Segment Start: Source passage

Septic Peritonitis Secondary to Neoplasia in Two Canine Cancer-Bearing Patients Lacking Gastrointestinal and Hepatic Organ Rupture
ABSTRACT
In this case report, we describe the presentation, diagnosis, and outcome of septic peritonitis secondary to neoplasia in patients lacking evidence of gastrointestinal content leakage, liver abscessation, or other treatment-associated risk factors. Two dogs presented with a diagnosis of neoplasia and nonspecific clinical signs such as lethargy, hyporexia, vomiting, and discomfort that was localized to the abdomen. The diagnoses at presentation consisted of a perianal tumor consistent with apocrine gland anal sac adenocarcinoma and systemic mastocytosis. Neither of the dogs was considered systemically immunocompromised or had received recent cytotoxic chemotherapy treatment or surgical procedures. A common finding on blood work in the two dogs was the presence of band neutrophils. The diagnosis of septic peritonitis via fluid analysis and cytology was delayed in both cases. No treatment for the supposed underlying cause of septic peritonitis was pursued and euthanasia was pursued in both cases owing to poor prognosis. On necropsy, one dog was suspected to have developed septic peritonitis because of an abscessed lymph node, and in the other case, no definitive source was identified. Septic peritonitis can arise secondary to neoplasia that is not primarily involving the liver or gastrointestinal tract in canine patients that lack treatment-associated risk factors.

Segment End: Source passage

Task details
Answer these from the septic peritonitis case report:
1. What blood work finding was common to both dogs?
2. What were the two diagnoses at presentation?
3. On necropsy, what was suspected as the cause of septic peritonitis in one dog?
The entries that follow are separate material unrelated to the septic peritonitis report.

Segment Start: Supplied data

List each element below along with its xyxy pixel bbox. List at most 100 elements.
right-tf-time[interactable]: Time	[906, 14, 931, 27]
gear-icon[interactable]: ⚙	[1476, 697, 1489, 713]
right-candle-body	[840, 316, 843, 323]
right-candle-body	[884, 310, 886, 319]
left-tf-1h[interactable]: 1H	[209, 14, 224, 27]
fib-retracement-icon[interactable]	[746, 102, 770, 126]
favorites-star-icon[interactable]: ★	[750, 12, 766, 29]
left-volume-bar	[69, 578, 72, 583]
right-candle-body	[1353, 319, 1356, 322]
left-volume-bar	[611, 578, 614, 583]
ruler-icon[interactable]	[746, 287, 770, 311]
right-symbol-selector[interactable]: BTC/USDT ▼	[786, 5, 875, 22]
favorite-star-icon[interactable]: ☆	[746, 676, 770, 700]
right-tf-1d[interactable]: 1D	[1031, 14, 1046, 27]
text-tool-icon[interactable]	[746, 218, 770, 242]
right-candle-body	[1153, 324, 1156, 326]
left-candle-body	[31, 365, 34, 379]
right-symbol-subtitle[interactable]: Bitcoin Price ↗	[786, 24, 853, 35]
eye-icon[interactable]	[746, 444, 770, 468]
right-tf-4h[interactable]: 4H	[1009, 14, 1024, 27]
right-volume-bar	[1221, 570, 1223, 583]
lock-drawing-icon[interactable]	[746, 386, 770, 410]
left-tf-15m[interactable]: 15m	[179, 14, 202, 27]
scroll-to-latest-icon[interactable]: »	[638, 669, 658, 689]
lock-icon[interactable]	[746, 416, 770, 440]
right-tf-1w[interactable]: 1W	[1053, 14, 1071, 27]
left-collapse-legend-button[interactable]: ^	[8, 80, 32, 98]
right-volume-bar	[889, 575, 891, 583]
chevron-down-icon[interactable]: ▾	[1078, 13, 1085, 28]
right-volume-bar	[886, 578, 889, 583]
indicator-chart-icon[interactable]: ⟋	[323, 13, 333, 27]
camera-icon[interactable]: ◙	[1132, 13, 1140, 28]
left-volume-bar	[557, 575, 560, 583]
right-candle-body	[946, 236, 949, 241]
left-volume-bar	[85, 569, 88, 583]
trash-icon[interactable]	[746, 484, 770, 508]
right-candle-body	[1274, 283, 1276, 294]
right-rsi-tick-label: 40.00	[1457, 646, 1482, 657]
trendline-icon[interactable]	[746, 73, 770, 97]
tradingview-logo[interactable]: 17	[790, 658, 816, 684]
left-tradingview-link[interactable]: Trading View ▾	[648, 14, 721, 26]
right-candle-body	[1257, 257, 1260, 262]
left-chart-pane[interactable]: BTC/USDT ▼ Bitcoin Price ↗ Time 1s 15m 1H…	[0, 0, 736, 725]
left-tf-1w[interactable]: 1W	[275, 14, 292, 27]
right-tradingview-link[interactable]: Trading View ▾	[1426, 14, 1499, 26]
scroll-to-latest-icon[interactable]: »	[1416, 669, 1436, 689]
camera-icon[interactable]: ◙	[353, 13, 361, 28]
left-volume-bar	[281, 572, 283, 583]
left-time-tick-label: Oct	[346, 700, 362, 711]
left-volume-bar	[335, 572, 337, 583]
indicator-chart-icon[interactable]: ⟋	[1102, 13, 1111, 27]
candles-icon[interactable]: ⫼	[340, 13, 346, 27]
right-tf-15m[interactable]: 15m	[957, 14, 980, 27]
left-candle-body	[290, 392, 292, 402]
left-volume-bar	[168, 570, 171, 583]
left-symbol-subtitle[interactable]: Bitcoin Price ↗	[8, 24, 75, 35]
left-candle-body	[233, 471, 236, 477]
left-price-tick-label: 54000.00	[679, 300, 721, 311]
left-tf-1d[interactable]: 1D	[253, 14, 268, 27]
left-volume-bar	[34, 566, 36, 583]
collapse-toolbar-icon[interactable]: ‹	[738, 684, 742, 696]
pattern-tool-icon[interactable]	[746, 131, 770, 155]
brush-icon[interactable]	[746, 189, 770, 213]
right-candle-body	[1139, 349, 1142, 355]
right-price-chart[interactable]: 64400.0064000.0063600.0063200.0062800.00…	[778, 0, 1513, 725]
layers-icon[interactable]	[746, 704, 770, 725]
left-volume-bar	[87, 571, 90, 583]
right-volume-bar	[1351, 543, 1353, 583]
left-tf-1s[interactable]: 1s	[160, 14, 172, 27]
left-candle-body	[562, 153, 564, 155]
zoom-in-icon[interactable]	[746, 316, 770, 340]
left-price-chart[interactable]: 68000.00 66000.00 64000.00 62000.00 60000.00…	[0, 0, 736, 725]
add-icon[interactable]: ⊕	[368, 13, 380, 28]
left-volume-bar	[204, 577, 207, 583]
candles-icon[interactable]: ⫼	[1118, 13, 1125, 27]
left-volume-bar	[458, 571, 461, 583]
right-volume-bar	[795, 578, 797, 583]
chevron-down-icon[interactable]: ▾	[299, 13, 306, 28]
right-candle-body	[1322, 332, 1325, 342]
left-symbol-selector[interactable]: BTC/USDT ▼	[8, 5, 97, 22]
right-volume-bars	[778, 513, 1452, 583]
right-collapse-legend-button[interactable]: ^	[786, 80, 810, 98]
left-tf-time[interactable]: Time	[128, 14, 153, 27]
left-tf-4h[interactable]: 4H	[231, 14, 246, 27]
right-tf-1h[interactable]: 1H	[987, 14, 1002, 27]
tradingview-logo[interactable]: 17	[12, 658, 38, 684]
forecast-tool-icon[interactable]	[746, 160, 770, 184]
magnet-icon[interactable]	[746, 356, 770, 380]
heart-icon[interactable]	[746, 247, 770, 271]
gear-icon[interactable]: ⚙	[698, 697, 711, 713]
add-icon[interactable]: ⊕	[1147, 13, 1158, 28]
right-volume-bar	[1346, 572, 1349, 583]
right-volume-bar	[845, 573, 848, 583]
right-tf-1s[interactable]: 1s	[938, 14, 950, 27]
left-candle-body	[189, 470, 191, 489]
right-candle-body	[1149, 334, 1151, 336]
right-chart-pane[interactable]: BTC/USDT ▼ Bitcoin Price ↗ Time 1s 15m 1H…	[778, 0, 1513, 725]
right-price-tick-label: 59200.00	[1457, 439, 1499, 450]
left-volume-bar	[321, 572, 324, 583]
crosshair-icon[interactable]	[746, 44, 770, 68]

Segment End: Supplied data

Solution to this exercise
1. The presence of band neutrophils.
2. A perianal tumor consistent with apocrine gland anal sac adenocarcinoma, and systemic mastocytosis.
3. An abscessed lymph node.